Dataset items:
========

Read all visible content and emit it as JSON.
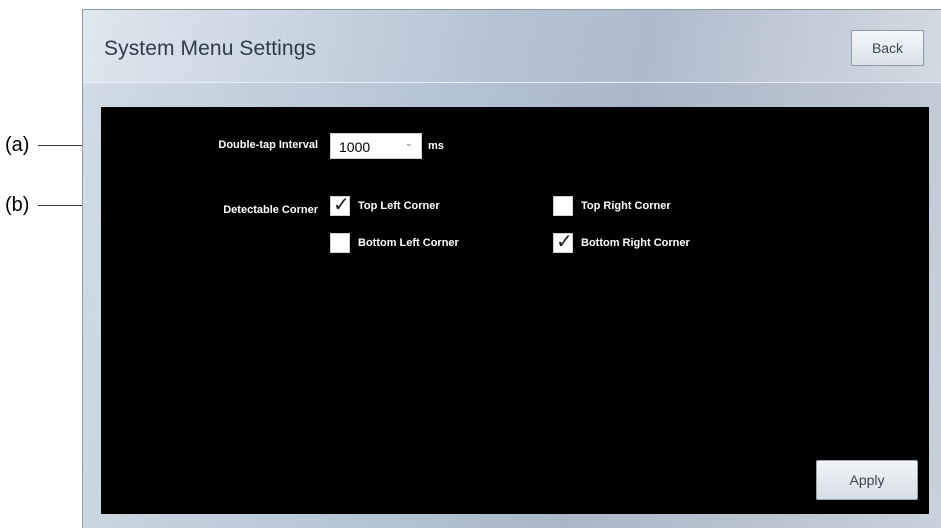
{
  "callouts": {
    "a": "(a)",
    "b": "(b)"
  },
  "window": {
    "title": "System Menu Settings",
    "back_label": "Back"
  },
  "settings": {
    "double_tap": {
      "label": "Double-tap Interval",
      "value": "1000",
      "unit": "ms"
    },
    "detectable_corner": {
      "label": "Detectable Corner",
      "corners": [
        {
          "label": "Top Left Corner",
          "checked": true
        },
        {
          "label": "Top Right Corner",
          "checked": false
        },
        {
          "label": "Bottom Left Corner",
          "checked": false
        },
        {
          "label": "Bottom Right Corner",
          "checked": true
        }
      ]
    }
  },
  "actions": {
    "apply_label": "Apply"
  },
  "icons": {
    "checkmark_glyph": "✓",
    "chevron_glyph": "⌄"
  }
}
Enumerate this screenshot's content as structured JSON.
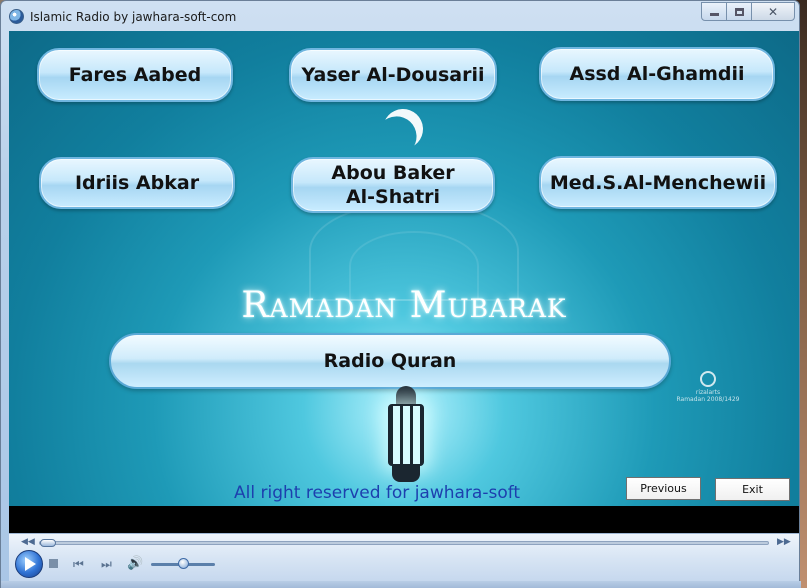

========

• [JOB] Leave the images out, please, and restate each line word for word.

• [RESPONSE TO THE EXERCISE]
Read all visible content and emit it as JSON.
{
  "callouts": {
    "a": "(a)",
    "b": "(b)"
  },
  "window": {
    "title": "System Menu Settings",
    "back_label": "Back"
  },
  "settings": {
    "double_tap": {
      "label": "Double-tap Interval",
      "value": "1000",
      "unit": "ms"
    },
    "detectable_corner": {
      "label": "Detectable Corner",
      "corners": [
        {
          "label": "Top Left Corner",
          "checked": true
        },
        {
          "label": "Top Right Corner",
          "checked": false
        },
        {
          "label": "Bottom Left Corner",
          "checked": false
        },
        {
          "label": "Bottom Right Corner",
          "checked": true
        }
      ]
    }
  },
  "actions": {
    "apply_label": "Apply"
  },
  "icons": {
    "checkmark_glyph": "✓",
    "chevron_glyph": "⌄"
  }
}
Enumerate this screenshot's content as structured JSON.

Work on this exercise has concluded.